**Aim of the exercise**
Retype all material exactly. Pictures stay out of the copy.

**Dataset rows**
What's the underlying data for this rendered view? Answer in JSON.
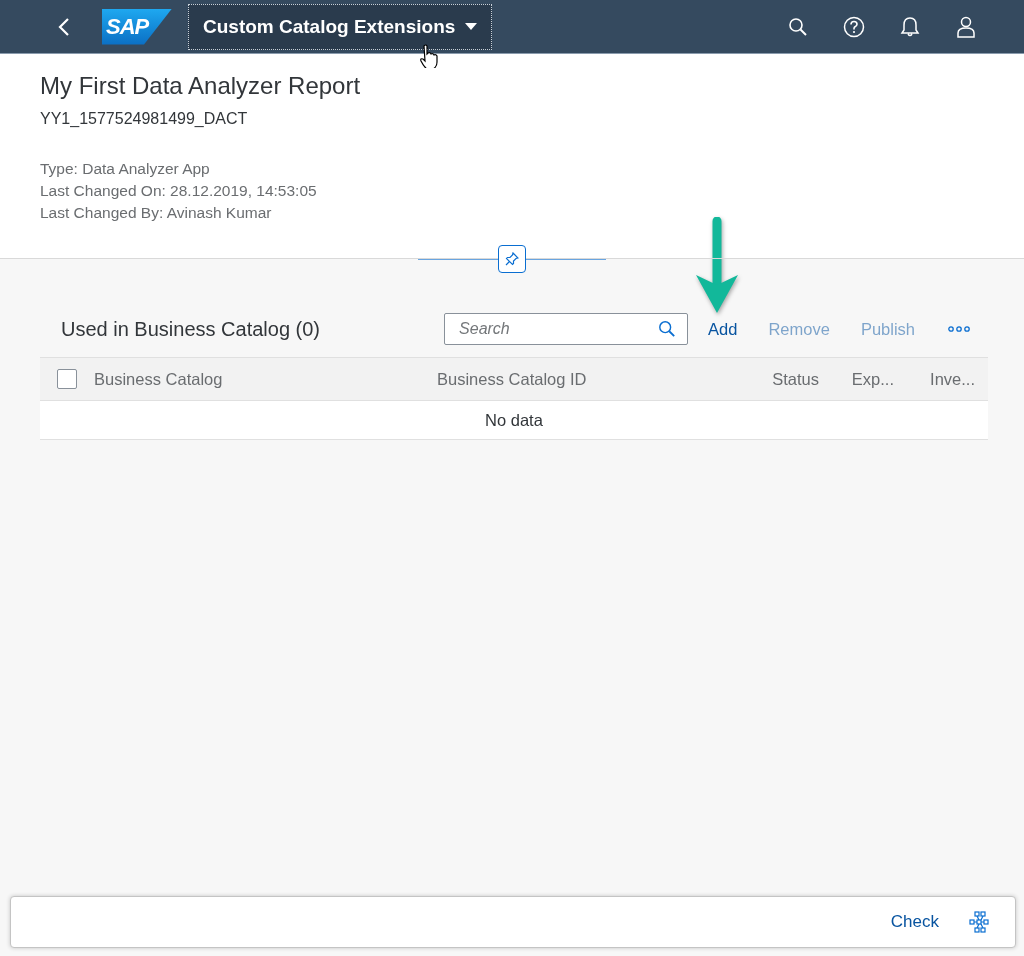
{
  "shell": {
    "logo": "SAP",
    "app_title": "Custom Catalog Extensions"
  },
  "header": {
    "title": "My First Data Analyzer Report",
    "subtitle": "YY1_1577524981499_DACT",
    "attributes": [
      "Type: Data Analyzer App",
      "Last Changed On: 28.12.2019, 14:53:05",
      "Last Changed By: Avinash Kumar"
    ]
  },
  "table": {
    "title": "Used in Business Catalog (0)",
    "search": {
      "placeholder": "Search"
    },
    "actions": [
      {
        "label": "Add",
        "disabled": false
      },
      {
        "label": "Remove",
        "disabled": true
      },
      {
        "label": "Publish",
        "disabled": true
      }
    ],
    "select_all": {
      "checked": false
    },
    "columns": [
      "Business Catalog",
      "Business Catalog ID",
      "Status",
      "Exp...",
      "Inve..."
    ],
    "empty_text": "No data"
  },
  "footer": {
    "buttons": [
      "Check"
    ]
  }
}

**The completed task**
What's the underlying data for this rendered view? Answer in JSON.
{
  "shell": {
    "logo": "SAP",
    "app_title": "Custom Catalog Extensions"
  },
  "header": {
    "title": "My First Data Analyzer Report",
    "subtitle": "YY1_1577524981499_DACT",
    "attributes": [
      "Type: Data Analyzer App",
      "Last Changed On: 28.12.2019, 14:53:05",
      "Last Changed By: Avinash Kumar"
    ]
  },
  "table": {
    "title": "Used in Business Catalog (0)",
    "search": {
      "placeholder": "Search"
    },
    "actions": [
      {
        "label": "Add",
        "disabled": false
      },
      {
        "label": "Remove",
        "disabled": true
      },
      {
        "label": "Publish",
        "disabled": true
      }
    ],
    "select_all": {
      "checked": false
    },
    "columns": [
      "Business Catalog",
      "Business Catalog ID",
      "Status",
      "Exp...",
      "Inve..."
    ],
    "empty_text": "No data"
  },
  "footer": {
    "buttons": [
      "Check"
    ]
  }
}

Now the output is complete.